= 指示 A =
本文抜粋に登場する、期間を表す語句をすべて挙げてください。
= 指示 B =
本文抜粋のうち「LOGI:システム修正のスピ」で始まり「が小さくなる効果もあります。」に至るまでの部分を、「アーキテクチャ」を「設計」に置き換えて書き直してください。

= 本文抜粋 =
+++

既存のアーキテクチャは各種の機能が密結合になっているモノリシックなアーキテクチャだったのですが、新しいアーキテクチャは機能単位でシステムを分割するマイクロサービスアーキテクチャになっています。

そのアーキテクチャにしたことで、どのようなプラスの影響がありましたか?

LOGI:システム修正のスピードがかなり速くなりました。具体例としては、サービスのローンチ後に改善すべき点が見つかり、いくつか機能を急いで修正する必要に迫られたことがありました。もし従来のアーキテクチャのままならば、さまざまなコンポーネントが密に関係し合っているため、修正に数カ月はかかっていたはずです。しかし、新しいアーキテクチャではそれらの機能修正を1週間や2週間、最短数日で終えることができます。 それ以外にも、システムが別々に動作する構造であるため、障害が発生した場合、全体の影響度が小さくなる効果もあります。

+++

= 提供資料 =

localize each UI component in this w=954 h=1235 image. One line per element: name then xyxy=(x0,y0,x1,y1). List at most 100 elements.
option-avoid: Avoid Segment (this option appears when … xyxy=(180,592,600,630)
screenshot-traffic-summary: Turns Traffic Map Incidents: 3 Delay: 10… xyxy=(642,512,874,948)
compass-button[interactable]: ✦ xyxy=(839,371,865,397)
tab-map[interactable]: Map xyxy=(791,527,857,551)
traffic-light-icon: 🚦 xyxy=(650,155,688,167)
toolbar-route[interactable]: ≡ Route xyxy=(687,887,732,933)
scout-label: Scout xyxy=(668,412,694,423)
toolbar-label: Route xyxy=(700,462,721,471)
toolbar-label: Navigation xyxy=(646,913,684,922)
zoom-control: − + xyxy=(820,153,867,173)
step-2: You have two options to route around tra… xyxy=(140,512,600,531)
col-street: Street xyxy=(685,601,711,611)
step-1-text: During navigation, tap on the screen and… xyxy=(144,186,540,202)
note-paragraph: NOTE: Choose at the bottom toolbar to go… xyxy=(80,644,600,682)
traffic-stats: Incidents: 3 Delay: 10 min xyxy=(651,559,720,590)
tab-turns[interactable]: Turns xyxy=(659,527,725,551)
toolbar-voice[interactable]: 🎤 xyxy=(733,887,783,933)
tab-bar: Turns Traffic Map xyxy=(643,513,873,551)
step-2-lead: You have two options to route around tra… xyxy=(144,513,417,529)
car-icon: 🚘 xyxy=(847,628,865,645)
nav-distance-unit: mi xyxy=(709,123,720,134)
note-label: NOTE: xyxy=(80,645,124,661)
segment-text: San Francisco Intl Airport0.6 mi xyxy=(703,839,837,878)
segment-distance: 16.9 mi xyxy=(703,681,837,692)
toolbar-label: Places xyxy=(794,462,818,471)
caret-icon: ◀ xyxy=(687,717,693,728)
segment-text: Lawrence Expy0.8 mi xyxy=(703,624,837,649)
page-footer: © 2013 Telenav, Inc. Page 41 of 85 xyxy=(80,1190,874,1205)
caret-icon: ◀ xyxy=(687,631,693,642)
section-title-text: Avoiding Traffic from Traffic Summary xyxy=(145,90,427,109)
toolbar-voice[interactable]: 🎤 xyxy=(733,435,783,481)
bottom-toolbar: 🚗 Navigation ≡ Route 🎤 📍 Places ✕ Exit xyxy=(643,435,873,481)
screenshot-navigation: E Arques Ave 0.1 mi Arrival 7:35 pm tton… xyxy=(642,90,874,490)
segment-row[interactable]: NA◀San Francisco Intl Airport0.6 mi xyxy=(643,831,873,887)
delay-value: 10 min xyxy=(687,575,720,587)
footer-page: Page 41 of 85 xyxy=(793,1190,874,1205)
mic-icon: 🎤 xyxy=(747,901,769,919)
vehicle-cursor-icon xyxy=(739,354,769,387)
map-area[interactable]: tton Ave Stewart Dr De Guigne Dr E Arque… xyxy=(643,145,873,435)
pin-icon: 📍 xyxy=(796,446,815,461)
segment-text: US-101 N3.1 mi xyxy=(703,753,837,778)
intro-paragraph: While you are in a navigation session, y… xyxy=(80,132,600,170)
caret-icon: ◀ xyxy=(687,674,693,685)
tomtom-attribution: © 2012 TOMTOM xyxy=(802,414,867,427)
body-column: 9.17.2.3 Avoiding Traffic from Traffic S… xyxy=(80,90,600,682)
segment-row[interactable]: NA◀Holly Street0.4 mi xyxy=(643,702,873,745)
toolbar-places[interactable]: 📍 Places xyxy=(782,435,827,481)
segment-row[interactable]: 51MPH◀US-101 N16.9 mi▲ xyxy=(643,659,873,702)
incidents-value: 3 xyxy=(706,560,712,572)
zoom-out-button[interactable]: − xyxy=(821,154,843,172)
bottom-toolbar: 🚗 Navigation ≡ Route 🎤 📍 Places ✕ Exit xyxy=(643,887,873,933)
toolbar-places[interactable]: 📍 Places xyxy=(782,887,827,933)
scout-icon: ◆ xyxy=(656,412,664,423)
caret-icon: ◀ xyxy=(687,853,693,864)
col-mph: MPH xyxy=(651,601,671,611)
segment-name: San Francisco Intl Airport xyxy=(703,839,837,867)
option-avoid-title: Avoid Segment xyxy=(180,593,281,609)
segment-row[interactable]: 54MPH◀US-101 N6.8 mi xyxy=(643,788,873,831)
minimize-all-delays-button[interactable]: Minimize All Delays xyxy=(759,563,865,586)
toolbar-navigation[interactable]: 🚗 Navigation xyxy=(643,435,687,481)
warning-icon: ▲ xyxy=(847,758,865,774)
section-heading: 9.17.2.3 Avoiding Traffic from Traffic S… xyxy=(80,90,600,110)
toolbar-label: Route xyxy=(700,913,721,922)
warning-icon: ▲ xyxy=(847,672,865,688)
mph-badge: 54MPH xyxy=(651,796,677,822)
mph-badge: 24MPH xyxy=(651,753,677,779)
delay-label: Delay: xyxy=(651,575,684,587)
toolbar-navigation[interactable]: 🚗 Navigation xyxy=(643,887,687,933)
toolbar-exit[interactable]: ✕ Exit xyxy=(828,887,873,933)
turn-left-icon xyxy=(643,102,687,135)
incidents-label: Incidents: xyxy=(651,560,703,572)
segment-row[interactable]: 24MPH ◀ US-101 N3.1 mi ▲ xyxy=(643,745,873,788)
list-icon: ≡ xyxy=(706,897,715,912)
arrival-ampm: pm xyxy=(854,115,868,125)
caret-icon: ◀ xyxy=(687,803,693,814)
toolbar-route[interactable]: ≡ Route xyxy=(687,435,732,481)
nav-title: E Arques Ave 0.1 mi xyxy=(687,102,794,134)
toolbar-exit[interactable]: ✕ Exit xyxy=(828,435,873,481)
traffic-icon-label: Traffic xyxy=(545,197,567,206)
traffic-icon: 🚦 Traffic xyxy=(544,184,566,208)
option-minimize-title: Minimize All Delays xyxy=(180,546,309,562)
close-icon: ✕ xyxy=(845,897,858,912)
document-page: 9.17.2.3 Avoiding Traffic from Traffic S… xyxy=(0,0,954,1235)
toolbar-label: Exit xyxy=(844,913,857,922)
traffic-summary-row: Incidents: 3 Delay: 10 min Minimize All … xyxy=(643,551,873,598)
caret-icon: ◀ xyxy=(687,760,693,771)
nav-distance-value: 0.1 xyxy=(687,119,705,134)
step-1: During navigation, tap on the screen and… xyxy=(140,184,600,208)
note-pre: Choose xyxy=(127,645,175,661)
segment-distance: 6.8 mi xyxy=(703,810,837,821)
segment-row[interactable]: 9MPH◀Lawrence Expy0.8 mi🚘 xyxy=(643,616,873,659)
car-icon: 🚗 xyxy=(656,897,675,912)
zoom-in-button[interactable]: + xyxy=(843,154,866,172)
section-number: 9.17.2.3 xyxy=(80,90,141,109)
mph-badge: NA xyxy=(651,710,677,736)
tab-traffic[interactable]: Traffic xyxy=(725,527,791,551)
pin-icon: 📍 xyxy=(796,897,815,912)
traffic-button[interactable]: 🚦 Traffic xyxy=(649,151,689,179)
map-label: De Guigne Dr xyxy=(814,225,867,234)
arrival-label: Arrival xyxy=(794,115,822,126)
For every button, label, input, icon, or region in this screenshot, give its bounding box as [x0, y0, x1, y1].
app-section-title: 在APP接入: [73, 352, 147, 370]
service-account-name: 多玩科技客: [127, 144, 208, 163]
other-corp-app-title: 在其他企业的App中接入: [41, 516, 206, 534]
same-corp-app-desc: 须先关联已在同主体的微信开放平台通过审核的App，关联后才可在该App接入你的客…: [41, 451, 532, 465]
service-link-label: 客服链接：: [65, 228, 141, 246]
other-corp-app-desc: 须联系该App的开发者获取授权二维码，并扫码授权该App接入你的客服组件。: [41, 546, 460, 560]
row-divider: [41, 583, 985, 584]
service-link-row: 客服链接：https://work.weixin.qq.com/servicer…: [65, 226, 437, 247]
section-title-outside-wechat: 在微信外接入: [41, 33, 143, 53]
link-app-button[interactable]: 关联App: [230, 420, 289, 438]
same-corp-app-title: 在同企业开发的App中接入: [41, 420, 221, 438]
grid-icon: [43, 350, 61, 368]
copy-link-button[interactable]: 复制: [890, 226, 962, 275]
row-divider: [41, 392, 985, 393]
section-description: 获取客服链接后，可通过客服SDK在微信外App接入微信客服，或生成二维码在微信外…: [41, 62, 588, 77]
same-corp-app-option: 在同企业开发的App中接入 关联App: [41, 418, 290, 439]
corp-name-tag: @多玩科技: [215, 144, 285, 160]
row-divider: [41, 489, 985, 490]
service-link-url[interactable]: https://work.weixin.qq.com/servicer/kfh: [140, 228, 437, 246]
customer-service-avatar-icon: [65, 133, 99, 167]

+++

= 解答 A =
数カ月、1週間、2週間、数日

= 解答 B =
LOGI:システム修正のスピードがかなり速くなりました。具体例としては、サービスのローンチ後に改善すべき点が見つかり、いくつか機能を急いで修正する必要に迫られたことがありました。もし従来の設計のままならば、さまざまなコンポーネントが密に関係し合っているため、修正に数カ月はかかっていたはずです。しかし、新しい設計ではそれらの機能修正を1週間や2週間、最短数日で終えることができます。 それ以外にも、システムが別々に動作する構造であるため、障害が発生した場合、全体の影響度が小さくなる効果もあります。